- AIM:
Extract each line from the entries below that has the string "Mose" in it.

- INFORMATION SUPPLIED:
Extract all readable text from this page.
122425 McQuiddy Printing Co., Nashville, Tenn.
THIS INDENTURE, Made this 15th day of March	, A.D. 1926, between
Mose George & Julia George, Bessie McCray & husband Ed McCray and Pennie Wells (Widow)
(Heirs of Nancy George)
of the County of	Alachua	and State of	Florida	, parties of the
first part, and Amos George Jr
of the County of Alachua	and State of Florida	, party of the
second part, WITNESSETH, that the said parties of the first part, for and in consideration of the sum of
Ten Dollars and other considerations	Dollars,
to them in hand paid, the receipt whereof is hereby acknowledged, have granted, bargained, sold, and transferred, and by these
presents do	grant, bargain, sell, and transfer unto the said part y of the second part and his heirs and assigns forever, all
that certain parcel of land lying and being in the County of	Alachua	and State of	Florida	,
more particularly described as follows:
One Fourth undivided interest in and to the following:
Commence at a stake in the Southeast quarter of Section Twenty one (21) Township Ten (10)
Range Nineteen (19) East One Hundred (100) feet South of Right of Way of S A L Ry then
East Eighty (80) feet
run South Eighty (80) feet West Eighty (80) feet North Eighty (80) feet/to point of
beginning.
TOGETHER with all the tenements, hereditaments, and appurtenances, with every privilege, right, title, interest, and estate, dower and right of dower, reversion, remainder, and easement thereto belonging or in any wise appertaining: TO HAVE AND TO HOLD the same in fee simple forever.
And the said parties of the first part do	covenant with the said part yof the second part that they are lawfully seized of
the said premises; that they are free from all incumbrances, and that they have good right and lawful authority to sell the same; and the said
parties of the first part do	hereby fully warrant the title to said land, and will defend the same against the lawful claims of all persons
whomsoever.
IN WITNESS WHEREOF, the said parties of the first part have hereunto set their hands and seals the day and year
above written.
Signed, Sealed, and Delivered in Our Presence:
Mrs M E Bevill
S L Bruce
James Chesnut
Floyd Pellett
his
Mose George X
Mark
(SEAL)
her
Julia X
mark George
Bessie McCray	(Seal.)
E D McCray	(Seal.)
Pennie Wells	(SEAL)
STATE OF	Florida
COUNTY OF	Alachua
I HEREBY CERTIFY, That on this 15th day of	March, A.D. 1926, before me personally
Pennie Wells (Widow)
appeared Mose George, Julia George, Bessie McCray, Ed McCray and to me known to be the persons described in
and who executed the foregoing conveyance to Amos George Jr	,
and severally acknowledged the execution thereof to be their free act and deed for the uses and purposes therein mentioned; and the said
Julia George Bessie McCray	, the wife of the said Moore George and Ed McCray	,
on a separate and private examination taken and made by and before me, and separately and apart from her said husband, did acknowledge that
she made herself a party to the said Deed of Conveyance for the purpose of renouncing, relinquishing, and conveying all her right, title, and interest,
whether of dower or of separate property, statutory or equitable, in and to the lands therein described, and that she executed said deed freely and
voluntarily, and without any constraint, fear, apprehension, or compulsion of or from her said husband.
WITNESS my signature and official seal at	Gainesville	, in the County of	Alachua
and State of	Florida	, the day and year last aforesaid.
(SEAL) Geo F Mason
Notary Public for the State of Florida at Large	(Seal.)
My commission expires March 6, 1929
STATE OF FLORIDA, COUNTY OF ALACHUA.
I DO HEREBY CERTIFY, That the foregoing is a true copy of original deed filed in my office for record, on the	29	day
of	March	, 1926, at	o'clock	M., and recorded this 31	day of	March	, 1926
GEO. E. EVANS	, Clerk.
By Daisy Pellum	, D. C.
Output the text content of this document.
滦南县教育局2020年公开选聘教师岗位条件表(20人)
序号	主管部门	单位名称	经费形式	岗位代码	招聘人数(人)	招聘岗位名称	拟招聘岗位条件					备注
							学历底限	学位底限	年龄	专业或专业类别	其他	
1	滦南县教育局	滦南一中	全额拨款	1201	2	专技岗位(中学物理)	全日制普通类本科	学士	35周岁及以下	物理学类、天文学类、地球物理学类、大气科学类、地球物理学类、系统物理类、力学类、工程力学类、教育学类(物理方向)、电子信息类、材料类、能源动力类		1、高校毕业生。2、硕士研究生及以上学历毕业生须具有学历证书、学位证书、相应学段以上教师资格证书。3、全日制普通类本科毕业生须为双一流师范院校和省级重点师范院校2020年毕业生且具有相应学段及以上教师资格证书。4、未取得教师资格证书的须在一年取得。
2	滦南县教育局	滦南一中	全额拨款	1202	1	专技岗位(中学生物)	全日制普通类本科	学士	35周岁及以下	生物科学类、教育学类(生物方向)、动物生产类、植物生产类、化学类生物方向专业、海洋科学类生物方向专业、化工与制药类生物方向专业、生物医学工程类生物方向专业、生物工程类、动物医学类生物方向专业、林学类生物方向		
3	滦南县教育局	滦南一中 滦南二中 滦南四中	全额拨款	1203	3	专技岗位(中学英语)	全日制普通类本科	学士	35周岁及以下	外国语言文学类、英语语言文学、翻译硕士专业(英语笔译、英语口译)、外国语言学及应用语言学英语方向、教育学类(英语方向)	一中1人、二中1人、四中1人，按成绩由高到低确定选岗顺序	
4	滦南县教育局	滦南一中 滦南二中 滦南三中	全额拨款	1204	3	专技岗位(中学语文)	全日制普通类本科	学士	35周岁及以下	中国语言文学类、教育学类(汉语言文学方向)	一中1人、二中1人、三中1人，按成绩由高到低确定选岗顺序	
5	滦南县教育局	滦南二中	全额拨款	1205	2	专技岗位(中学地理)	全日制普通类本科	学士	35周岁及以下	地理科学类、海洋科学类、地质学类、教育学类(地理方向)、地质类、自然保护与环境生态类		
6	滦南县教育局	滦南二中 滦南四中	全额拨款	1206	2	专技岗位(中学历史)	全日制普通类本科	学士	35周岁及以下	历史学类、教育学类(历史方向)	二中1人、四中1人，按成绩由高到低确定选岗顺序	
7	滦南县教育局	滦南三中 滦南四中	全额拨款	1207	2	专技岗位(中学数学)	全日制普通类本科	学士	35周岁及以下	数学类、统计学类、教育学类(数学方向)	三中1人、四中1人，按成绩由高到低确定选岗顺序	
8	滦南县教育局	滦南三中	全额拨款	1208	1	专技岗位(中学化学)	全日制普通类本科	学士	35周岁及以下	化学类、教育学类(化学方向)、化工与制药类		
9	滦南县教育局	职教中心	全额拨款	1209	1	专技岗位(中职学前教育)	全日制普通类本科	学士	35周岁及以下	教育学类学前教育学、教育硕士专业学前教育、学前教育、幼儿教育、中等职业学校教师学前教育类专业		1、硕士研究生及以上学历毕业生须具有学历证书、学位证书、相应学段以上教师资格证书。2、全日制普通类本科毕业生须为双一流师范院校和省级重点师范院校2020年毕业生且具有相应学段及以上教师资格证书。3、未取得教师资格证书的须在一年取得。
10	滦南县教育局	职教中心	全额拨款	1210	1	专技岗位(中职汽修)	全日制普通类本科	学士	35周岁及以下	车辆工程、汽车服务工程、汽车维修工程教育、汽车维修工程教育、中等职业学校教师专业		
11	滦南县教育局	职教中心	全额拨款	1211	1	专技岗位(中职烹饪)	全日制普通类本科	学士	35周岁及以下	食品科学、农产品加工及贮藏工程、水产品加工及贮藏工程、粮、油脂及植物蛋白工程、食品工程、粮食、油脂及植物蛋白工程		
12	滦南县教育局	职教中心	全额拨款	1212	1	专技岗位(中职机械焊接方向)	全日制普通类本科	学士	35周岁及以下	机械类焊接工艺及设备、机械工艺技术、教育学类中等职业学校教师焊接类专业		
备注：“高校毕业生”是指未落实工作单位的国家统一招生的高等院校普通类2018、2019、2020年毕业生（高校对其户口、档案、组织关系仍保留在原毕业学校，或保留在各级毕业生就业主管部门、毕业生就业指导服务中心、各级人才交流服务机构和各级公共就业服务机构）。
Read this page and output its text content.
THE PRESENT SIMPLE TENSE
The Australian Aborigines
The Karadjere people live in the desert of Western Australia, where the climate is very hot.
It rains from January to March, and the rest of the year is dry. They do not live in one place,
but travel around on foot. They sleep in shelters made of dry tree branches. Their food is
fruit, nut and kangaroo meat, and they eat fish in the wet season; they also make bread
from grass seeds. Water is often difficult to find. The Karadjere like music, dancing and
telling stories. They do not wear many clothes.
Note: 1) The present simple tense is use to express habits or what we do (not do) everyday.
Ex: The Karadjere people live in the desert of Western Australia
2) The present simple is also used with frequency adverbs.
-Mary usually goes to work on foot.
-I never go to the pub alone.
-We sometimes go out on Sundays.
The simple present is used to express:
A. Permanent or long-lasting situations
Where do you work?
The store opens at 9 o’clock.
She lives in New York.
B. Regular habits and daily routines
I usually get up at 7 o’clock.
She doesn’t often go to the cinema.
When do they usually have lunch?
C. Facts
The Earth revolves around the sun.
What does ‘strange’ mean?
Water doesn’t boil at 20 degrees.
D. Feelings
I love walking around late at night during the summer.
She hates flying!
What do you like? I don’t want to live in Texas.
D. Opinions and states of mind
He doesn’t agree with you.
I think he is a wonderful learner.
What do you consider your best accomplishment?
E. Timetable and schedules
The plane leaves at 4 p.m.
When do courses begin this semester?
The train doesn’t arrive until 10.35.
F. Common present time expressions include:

- OUTPUT OF THE TASK:
Mose George & Julia George, Bessie McCray & husband Ed McCray and Pennie Wells (Widow)
Mose George X
appeared Mose George, Julia George, Bessie McCray, Ed McCray and to me known to be the persons described in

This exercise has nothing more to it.